= Work to do =
Find every line of the listing below where "admin" appears, and copy it.

## Begin

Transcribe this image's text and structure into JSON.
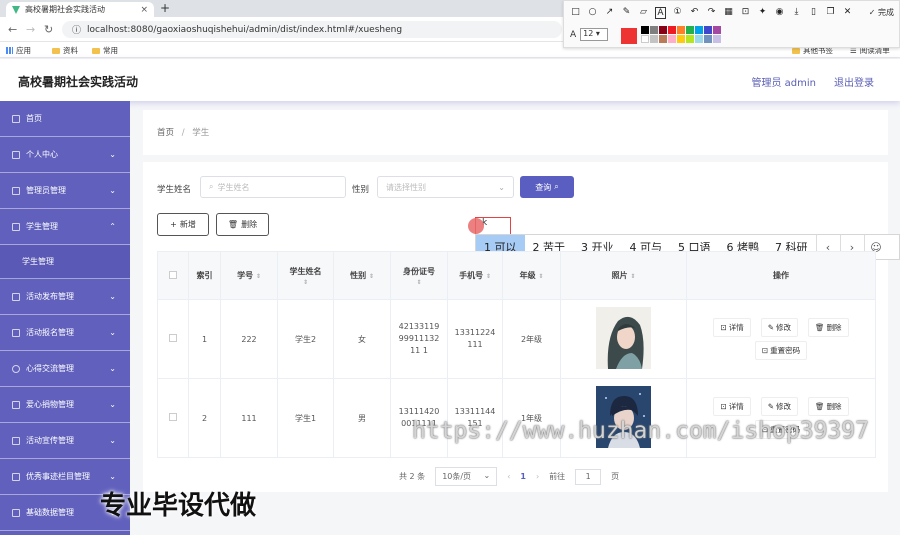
{
  "browser": {
    "tab_title": "高校暑期社会实践活动",
    "tab_close": "×",
    "new_tab": "+",
    "url": "localhost:8080/gaoxiaoshuqishehui/admin/dist/index.html#/xuesheng",
    "bookmarks": [
      "应用",
      "资料",
      "常用"
    ],
    "bookmarks_right": [
      "其他书签",
      "阅读清单"
    ]
  },
  "annotation_toolbar": {
    "done_label": "完成",
    "font_label": "A",
    "font_size": "12",
    "current_color": "#ee3333",
    "palette": [
      "#000000",
      "#7f7f7f",
      "#880015",
      "#ed1c24",
      "#ff7f27",
      "#22b14c",
      "#00a2e8",
      "#3f48cc",
      "#a349a4",
      "#ffffff",
      "#c3c3c3",
      "#b97a57",
      "#ffaec9",
      "#ffc90e",
      "#b5e61d",
      "#99d9ea",
      "#7092be",
      "#c8bfe7"
    ]
  },
  "header": {
    "app_title": "高校暑期社会实践活动",
    "user_label": "管理员 admin",
    "logout_label": "退出登录"
  },
  "sidebar": {
    "items": [
      {
        "label": "首页",
        "chevron": ""
      },
      {
        "label": "个人中心",
        "chevron": "⌄"
      },
      {
        "label": "管理员管理",
        "chevron": "⌄"
      },
      {
        "label": "学生管理",
        "chevron": "⌃"
      },
      {
        "label": "学生管理",
        "sub": true
      },
      {
        "label": "活动发布管理",
        "chevron": "⌄"
      },
      {
        "label": "活动报名管理",
        "chevron": "⌄"
      },
      {
        "label": "心得交流管理",
        "chevron": "⌄"
      },
      {
        "label": "爱心捐物管理",
        "chevron": "⌄"
      },
      {
        "label": "活动宣传管理",
        "chevron": "⌄"
      },
      {
        "label": "优秀事迹栏目管理",
        "chevron": "⌄"
      },
      {
        "label": "基础数据管理",
        "chevron": "⌄"
      }
    ]
  },
  "breadcrumb": {
    "home": "首页",
    "sep": "/",
    "current": "学生"
  },
  "search": {
    "name_label": "学生姓名",
    "name_placeholder": "学生姓名",
    "gender_label": "性别",
    "gender_placeholder": "请选择性别",
    "query_label": "查询"
  },
  "actions": {
    "add_label": "新增",
    "delete_label": "删除"
  },
  "ime": {
    "candidates": [
      "1 可以",
      "2 苦于",
      "3 开业",
      "4 可与",
      "5 口语",
      "6 烤鸭",
      "7 科研"
    ],
    "typed": "k"
  },
  "table": {
    "headers": [
      "索引",
      "学号",
      "学生姓名",
      "性别",
      "身份证号",
      "手机号",
      "年级",
      "照片",
      "操作"
    ],
    "rows": [
      {
        "index": "1",
        "xuehao": "222",
        "name": "学生2",
        "gender": "女",
        "idcard": "421331199991113211 1",
        "phone": "13311224111",
        "grade": "2年级"
      },
      {
        "index": "2",
        "xuehao": "111",
        "name": "学生1",
        "gender": "男",
        "idcard": "131114200011111",
        "phone": "13311144151",
        "grade": "1年级"
      }
    ],
    "ops": {
      "detail": "详情",
      "edit": "修改",
      "delete": "删除",
      "reset": "重置密码"
    }
  },
  "pagination": {
    "total": "共 2 条",
    "page_size": "10条/页",
    "current": "1",
    "goto_label": "前往",
    "goto_value": "1",
    "page_unit": "页"
  },
  "overlays": {
    "watermark": "https://www.huzhan.com/ishop39397",
    "promo": "专业毕设代做"
  }
}
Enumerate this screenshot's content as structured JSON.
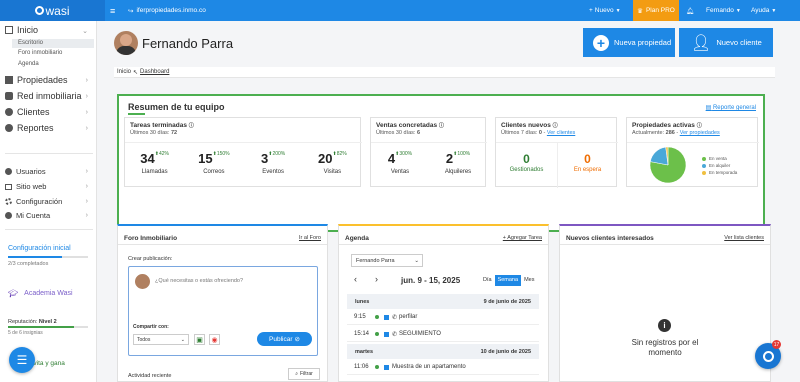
{
  "topbar": {
    "logo": "wasi",
    "url": "iferpropiedades.inmo.co",
    "nuevo": "Nuevo",
    "plan": "Plan PRO",
    "user": "Fernando",
    "ayuda": "Ayuda"
  },
  "sidebar": {
    "inicio": "Inicio",
    "sub": [
      "Escritorio",
      "Foro inmobiliario",
      "Agenda"
    ],
    "items": [
      "Propiedades",
      "Red inmobiliaria",
      "Clientes",
      "Reportes"
    ],
    "items2": [
      "Usuarios",
      "Sitio web",
      "Configuración",
      "Mi Cuenta"
    ],
    "config_title": "Configuración inicial",
    "config_progress": "2/3 completados",
    "config_fraction": 0.67,
    "academia": "Academia Wasi",
    "reputacion_label": "Reputación:",
    "reputacion_level": "Nivel 2",
    "insignias": "5 de 6 insignias",
    "invite": "Invita y gana"
  },
  "header": {
    "name": "Fernando Parra",
    "btn_propiedad": "Nueva propiedad",
    "btn_cliente": "Nuevo cliente",
    "breadcrumb_home": "Inicio",
    "breadcrumb_current": "Dashboard"
  },
  "summary": {
    "title": "Resumen de tu equipo",
    "report_link": "Reporte general",
    "tareas": {
      "title": "Tareas terminadas",
      "sub": "Últimos 30 días:",
      "total": "72",
      "stats": [
        {
          "value": "34",
          "pct": "42%",
          "label": "Llamadas"
        },
        {
          "value": "15",
          "pct": "150%",
          "label": "Correos"
        },
        {
          "value": "3",
          "pct": "200%",
          "label": "Eventos"
        },
        {
          "value": "20",
          "pct": "82%",
          "label": "Visitas"
        }
      ]
    },
    "ventas": {
      "title": "Ventas concretadas",
      "sub": "Últimos 30 días:",
      "total": "6",
      "stats": [
        {
          "value": "4",
          "pct": "300%",
          "label": "Ventas"
        },
        {
          "value": "2",
          "pct": "100%",
          "label": "Alquileres"
        }
      ]
    },
    "clientes": {
      "title": "Clientes nuevos",
      "sub": "Últimos 7 días:",
      "total": "0",
      "link": "Ver clientes",
      "gestionados_value": "0",
      "gestionados_label": "Gestionados",
      "espera_value": "0",
      "espera_label": "En espera"
    },
    "propiedades": {
      "title": "Propiedades activas",
      "sub": "Actualmente:",
      "total": "286",
      "link": "Ver propiedades",
      "legend": [
        "En venta",
        "En alquiler",
        "En temporada"
      ]
    }
  },
  "chart_data": {
    "type": "pie",
    "categories": [
      "En venta",
      "En alquiler",
      "En temporada"
    ],
    "values": [
      78,
      20,
      2
    ],
    "colors": [
      "#6cc04a",
      "#4aa8d8",
      "#f0c040"
    ]
  },
  "foro": {
    "title": "Foro Inmobiliario",
    "link": "Ir al Foro",
    "crear": "Crear publicación:",
    "placeholder": "¿Qué necesitas o estás ofreciendo?",
    "compartir": "Compartir con:",
    "select": "Todos",
    "publicar": "Publicar",
    "actividad": "Actividad reciente",
    "filtrar": "Filtrar"
  },
  "agenda": {
    "title": "Agenda",
    "link": "+ Agregar Tarea",
    "user": "Fernando Parra",
    "range": "jun. 9 - 15, 2025",
    "views": [
      "Día",
      "Semana",
      "Mes"
    ],
    "days": [
      {
        "day": "lunes",
        "date": "9 de junio de 2025"
      },
      {
        "day": "martes",
        "date": "10 de junio de 2025"
      }
    ],
    "events": [
      {
        "time": "9:15",
        "label": "perfilar"
      },
      {
        "time": "15:14",
        "label": "SEGUIMIENTO"
      },
      {
        "time": "11:06",
        "label": "Muestra de un apartamento"
      }
    ]
  },
  "interesados": {
    "title": "Nuevos clientes interesados",
    "link": "Ver lista clientes",
    "empty": "Sin registros por el momento"
  },
  "chat_badge": "17"
}
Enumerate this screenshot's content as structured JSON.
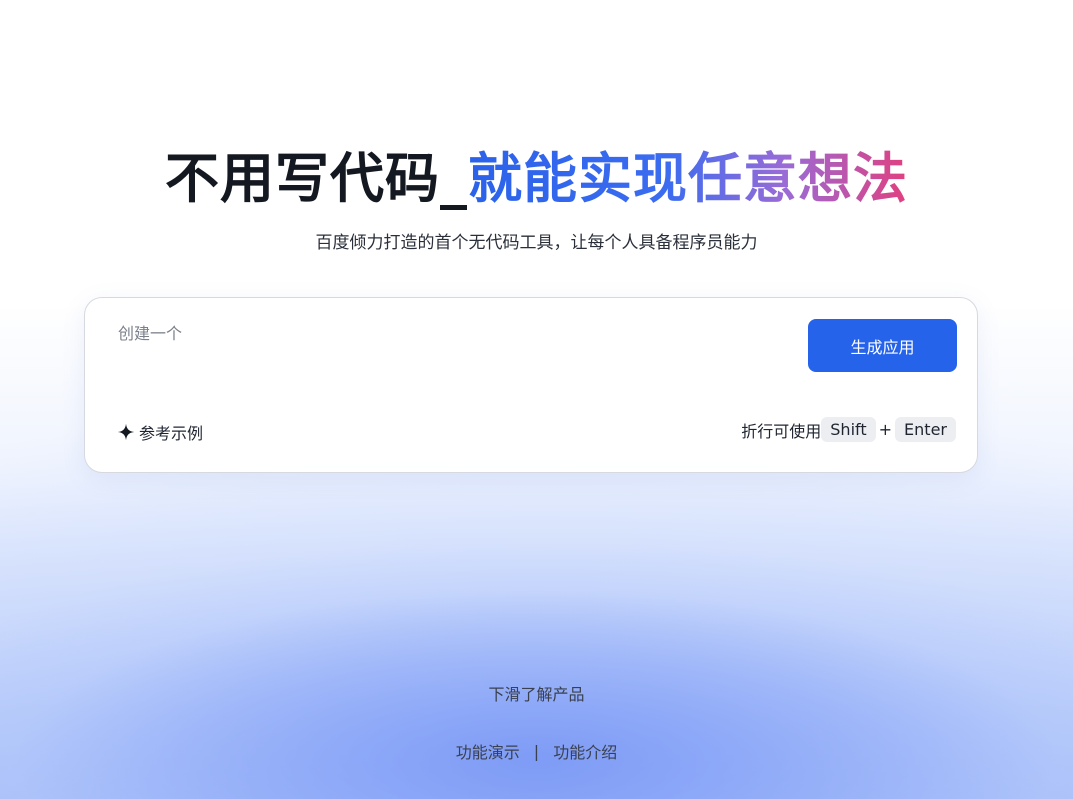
{
  "hero": {
    "title_plain": "不用写代码_",
    "title_gradient": "就能实现任意想法",
    "subtitle": "百度倾力打造的首个无代码工具，让每个人具备程序员能力"
  },
  "prompt": {
    "placeholder": "创建一个",
    "value": "",
    "generate_label": "生成应用",
    "examples_label": "参考示例",
    "hint_text": "折行可使用",
    "hint_key1": "Shift",
    "hint_plus": "+",
    "hint_key2": "Enter"
  },
  "footer": {
    "scroll_hint": "下滑了解产品",
    "links": [
      "功能演示",
      "功能介绍"
    ],
    "separator": "|"
  },
  "colors": {
    "accent": "#2563eb",
    "gradient_start": "#2b62ea",
    "gradient_mid": "#9a6bd6",
    "gradient_end": "#e0407f"
  },
  "icons": {
    "examples": "sparkle-icon"
  }
}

## End

= Exercise output =
    "url": "localhost:8080/gaoxiaoshuqishehui/admin/dist/index.html#/xuesheng",
    "user_label": "管理员 admin",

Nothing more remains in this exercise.